▶ **WHAT THE EXERCISE ASKS**: Search the data below for the word "знаком" and copy each line that holds it.

▶ **Stored records**:
** begin **

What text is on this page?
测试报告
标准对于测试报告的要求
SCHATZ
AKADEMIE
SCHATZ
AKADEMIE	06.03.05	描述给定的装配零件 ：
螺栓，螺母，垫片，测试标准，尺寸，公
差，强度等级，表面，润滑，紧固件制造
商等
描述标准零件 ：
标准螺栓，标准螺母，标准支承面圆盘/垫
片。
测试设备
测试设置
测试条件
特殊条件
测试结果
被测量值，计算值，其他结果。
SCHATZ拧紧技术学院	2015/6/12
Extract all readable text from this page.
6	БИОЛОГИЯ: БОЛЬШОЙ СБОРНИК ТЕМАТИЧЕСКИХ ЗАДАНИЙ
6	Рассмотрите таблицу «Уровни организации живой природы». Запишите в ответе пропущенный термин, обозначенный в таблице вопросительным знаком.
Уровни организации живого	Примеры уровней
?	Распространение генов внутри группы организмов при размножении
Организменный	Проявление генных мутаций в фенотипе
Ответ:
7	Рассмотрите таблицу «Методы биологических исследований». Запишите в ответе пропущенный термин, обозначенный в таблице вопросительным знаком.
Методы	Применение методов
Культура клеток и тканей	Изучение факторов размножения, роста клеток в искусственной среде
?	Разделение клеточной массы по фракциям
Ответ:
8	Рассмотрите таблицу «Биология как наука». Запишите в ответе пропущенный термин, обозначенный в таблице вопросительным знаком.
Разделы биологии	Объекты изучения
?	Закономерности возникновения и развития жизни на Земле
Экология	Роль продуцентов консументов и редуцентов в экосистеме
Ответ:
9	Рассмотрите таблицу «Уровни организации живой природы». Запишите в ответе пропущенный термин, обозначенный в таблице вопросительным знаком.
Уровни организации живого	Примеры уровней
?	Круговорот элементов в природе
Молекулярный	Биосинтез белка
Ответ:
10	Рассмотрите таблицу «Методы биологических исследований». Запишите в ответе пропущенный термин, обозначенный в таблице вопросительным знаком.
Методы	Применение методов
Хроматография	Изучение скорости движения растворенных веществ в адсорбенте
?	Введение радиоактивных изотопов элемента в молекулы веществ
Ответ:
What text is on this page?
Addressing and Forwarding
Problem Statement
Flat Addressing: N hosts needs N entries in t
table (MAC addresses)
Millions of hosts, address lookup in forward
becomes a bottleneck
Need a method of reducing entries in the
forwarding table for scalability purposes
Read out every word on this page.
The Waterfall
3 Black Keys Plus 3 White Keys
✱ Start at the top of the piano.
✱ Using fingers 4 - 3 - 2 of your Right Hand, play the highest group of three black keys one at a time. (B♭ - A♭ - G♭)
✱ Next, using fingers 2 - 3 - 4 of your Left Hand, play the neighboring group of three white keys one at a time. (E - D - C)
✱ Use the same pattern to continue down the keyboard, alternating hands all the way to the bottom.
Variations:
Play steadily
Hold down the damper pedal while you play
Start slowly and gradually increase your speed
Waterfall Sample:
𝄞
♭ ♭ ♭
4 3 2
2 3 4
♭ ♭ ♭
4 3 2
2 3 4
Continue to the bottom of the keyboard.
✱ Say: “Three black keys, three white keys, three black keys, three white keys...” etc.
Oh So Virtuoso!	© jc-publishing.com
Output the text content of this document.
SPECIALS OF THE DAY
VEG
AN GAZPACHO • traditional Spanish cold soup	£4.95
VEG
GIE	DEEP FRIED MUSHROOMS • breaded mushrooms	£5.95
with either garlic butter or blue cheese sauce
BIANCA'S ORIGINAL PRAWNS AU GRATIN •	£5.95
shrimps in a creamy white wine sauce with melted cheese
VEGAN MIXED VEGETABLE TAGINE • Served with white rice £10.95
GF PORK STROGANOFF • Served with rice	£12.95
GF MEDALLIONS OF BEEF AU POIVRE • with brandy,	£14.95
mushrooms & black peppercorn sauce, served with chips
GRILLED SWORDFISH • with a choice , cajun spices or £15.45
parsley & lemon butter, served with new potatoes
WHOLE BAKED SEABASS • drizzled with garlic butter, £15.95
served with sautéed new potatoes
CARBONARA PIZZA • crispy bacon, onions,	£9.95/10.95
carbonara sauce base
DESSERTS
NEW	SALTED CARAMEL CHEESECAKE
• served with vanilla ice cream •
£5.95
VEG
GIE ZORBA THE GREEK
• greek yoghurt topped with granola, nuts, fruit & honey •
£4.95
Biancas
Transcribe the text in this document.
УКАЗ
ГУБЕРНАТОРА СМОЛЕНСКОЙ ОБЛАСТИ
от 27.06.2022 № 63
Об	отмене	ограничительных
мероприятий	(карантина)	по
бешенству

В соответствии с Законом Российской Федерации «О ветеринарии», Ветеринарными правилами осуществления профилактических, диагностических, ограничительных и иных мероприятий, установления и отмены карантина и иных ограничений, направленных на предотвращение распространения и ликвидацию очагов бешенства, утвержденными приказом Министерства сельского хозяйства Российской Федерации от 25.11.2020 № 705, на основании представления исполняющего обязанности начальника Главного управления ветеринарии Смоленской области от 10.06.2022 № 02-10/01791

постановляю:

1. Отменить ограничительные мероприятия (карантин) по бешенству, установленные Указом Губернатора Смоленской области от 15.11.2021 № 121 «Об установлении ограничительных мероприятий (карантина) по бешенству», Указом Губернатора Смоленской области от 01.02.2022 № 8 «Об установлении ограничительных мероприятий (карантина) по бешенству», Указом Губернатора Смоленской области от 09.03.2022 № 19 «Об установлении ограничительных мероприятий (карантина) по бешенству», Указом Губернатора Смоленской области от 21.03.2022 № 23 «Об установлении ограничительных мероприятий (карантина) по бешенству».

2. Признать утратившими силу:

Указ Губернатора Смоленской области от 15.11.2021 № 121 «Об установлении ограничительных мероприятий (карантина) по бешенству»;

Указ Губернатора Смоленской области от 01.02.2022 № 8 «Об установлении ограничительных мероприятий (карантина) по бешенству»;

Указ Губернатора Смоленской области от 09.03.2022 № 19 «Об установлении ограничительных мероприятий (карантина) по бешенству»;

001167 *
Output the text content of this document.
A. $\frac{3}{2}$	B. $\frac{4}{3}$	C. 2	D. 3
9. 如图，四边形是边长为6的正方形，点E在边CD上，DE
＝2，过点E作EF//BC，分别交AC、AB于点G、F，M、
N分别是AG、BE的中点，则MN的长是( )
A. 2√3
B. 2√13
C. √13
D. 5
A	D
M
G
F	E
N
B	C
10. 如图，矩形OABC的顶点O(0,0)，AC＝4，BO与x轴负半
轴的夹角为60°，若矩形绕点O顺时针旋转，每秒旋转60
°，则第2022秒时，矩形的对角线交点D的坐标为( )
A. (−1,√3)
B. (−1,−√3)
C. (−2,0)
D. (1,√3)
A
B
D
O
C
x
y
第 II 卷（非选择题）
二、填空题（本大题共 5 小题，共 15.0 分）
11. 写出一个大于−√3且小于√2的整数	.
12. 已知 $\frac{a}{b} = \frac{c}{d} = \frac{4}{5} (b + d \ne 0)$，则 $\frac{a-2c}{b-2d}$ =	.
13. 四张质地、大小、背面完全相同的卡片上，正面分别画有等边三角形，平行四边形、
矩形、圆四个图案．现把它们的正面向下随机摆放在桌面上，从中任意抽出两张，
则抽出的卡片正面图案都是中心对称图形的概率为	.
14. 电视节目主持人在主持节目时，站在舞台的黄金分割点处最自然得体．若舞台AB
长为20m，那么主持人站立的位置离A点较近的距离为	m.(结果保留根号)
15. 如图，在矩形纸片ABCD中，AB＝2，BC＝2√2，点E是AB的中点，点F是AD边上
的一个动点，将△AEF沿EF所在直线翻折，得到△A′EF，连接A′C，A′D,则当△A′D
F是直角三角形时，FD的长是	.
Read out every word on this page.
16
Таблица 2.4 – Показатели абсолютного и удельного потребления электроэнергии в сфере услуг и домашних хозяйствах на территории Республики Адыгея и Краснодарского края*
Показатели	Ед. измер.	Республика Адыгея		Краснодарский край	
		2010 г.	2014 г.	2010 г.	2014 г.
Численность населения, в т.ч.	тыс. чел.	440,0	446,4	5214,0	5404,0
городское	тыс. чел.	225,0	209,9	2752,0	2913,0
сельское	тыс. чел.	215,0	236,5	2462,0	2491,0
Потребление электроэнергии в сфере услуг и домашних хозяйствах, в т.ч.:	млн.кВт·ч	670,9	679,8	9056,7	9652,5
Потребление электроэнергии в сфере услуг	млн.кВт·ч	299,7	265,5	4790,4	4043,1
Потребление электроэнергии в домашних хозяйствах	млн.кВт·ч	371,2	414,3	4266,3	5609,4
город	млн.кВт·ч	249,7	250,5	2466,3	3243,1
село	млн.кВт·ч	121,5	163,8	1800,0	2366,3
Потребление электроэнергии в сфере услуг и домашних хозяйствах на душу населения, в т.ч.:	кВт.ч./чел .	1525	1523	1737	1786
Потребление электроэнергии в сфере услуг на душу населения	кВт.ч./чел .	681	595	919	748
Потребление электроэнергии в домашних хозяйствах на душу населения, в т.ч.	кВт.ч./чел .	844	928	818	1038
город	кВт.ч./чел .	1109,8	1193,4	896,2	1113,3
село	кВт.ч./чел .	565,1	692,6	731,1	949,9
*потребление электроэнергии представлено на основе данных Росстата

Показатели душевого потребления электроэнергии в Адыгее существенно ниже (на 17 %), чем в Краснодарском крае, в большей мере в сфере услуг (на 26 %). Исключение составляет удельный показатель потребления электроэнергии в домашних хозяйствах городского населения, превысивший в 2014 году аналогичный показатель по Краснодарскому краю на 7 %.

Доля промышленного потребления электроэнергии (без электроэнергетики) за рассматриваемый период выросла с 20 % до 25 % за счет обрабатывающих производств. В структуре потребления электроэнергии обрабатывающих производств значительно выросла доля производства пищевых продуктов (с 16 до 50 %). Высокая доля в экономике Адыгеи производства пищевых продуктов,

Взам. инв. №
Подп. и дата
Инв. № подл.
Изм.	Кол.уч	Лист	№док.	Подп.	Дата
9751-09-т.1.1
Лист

** end **

▶ **OUTPUT FOR THIS EXERCISE**:
6	Рассмотрите таблицу «Уровни организации живой природы». Запишите в ответе пропущенный термин, обозначенный в таблице вопросительным знаком.
7	Рассмотрите таблицу «Методы биологических исследований». Запишите в ответе пропущенный термин, обозначенный в таблице вопросительным знаком.
8	Рассмотрите таблицу «Биология как наука». Запишите в ответе пропущенный термин, обозначенный в таблице вопросительным знаком.
9	Рассмотрите таблицу «Уровни организации живой природы». Запишите в ответе пропущенный термин, обозначенный в таблице вопросительным знаком.
10	Рассмотрите таблицу «Методы биологических исследований». Запишите в ответе пропущенный термин, обозначенный в таблице вопросительным знаком.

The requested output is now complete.